> [TASK PROMPT]
Among the records below, find each line that includes the string "this" and copy it.

> [EXTRACTED ENTRIES]
################

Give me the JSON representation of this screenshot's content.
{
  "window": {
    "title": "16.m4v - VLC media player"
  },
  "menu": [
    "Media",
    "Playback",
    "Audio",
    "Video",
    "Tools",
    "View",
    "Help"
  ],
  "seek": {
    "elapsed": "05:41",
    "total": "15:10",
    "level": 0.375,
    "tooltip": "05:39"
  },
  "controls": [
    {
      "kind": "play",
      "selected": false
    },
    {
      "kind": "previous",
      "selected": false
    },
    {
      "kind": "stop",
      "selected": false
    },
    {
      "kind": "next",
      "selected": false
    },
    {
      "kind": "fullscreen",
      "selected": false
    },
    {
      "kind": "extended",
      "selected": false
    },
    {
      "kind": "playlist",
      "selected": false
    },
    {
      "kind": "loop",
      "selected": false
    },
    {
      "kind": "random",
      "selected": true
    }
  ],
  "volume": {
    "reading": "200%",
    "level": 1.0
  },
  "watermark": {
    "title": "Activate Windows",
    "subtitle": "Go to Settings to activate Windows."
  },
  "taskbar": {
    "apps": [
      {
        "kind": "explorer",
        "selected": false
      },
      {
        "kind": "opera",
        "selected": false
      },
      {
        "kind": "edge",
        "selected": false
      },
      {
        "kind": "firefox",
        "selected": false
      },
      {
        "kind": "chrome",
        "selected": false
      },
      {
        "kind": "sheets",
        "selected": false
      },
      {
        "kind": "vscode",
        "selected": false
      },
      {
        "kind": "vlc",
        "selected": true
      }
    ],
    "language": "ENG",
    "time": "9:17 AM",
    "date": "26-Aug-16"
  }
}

################

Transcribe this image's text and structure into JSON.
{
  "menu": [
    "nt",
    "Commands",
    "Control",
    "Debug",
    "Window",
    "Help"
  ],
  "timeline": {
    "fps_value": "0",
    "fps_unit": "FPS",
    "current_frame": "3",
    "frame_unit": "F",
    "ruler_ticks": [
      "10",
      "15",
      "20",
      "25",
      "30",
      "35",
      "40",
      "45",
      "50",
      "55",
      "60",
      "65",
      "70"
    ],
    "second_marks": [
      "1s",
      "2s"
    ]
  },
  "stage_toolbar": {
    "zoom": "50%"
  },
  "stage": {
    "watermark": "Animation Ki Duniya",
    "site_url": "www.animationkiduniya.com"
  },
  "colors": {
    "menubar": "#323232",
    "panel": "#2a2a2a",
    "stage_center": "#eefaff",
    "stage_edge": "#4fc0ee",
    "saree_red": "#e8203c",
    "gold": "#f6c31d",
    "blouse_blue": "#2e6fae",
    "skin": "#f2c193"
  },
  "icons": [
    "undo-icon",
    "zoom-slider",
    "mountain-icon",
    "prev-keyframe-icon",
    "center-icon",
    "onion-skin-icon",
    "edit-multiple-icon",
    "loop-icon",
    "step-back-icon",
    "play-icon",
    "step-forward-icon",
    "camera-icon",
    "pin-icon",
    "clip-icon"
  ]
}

################

> [PROBLEM SOLUTION]
Give me the JSON representation of this screenshot's content.
Transcribe this image's text and structure into JSON.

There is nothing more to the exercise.